Dataset entries:
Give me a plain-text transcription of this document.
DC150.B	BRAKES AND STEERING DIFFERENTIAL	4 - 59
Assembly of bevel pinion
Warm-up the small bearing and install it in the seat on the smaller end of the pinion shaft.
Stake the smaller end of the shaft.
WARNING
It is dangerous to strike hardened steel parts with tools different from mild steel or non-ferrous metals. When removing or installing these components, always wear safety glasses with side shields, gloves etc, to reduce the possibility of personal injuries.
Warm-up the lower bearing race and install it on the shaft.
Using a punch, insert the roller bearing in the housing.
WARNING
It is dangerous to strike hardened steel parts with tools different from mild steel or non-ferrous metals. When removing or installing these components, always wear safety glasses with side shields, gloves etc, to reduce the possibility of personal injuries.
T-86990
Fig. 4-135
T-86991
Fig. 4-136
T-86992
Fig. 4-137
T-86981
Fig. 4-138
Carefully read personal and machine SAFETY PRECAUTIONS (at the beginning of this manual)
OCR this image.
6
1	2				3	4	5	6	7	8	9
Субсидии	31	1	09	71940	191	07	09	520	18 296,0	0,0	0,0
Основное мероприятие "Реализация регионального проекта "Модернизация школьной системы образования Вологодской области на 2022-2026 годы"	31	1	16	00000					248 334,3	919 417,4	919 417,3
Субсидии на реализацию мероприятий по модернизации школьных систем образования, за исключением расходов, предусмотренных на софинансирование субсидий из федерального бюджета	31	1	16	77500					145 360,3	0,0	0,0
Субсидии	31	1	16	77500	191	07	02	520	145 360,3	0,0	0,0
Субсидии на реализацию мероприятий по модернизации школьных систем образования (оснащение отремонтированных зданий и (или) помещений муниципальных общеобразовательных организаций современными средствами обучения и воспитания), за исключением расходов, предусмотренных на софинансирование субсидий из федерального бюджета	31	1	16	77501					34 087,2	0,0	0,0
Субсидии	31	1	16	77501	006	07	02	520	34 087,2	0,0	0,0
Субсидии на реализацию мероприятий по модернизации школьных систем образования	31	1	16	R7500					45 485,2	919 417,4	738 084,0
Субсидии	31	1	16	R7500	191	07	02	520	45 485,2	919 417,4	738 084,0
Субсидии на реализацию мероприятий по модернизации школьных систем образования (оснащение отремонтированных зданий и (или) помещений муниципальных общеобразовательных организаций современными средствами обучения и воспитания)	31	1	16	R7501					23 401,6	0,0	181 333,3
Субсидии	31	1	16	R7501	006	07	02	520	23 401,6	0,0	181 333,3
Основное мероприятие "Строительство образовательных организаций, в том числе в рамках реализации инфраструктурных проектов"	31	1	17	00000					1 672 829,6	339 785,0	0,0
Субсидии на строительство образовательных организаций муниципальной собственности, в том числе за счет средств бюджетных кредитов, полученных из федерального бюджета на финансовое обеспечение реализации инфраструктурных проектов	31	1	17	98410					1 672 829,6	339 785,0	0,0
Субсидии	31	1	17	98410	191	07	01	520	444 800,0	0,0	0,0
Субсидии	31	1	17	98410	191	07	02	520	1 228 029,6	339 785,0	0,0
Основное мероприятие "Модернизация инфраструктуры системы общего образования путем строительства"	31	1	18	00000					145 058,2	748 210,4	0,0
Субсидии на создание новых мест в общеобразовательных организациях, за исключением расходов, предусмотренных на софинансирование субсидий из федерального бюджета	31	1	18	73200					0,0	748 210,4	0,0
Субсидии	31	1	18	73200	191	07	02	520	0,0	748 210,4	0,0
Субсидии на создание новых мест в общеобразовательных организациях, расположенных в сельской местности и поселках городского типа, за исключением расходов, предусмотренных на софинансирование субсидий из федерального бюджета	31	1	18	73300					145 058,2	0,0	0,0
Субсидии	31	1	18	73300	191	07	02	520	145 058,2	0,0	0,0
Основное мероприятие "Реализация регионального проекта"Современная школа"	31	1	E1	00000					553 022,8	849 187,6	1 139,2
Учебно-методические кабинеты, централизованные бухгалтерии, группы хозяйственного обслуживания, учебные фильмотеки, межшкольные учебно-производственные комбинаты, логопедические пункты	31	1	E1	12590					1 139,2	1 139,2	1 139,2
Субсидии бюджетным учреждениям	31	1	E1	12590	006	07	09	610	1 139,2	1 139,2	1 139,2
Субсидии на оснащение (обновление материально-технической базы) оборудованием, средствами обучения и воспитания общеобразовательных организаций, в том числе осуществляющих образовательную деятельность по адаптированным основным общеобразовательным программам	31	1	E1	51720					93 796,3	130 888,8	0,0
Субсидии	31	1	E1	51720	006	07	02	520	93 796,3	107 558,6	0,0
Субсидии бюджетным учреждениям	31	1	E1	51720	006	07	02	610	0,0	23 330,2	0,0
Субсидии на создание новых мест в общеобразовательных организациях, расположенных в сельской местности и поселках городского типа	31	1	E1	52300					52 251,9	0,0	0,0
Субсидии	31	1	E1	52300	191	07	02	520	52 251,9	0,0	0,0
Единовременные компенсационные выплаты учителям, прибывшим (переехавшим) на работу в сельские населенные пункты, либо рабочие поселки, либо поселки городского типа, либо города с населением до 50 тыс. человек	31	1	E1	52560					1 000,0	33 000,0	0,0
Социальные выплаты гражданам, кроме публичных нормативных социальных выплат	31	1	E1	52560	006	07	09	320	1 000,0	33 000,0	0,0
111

EXERCISE AIM: Find every line in the records above that contains the word "проектов", and copy each one.

EXERCISE RESPONSE:
Основное мероприятие "Строительство образовательных организаций, в том числе в рамках реализации инфраструктурных проектов"	31	1	17	00000					1 672 829,6	339 785,0	0,0
Субсидии на строительство образовательных организаций муниципальной собственности, в том числе за счет средств бюджетных кредитов, полученных из федерального бюджета на финансовое обеспечение реализации инфраструктурных проектов	31	1	17	98410					1 672 829,6	339 785,0	0,0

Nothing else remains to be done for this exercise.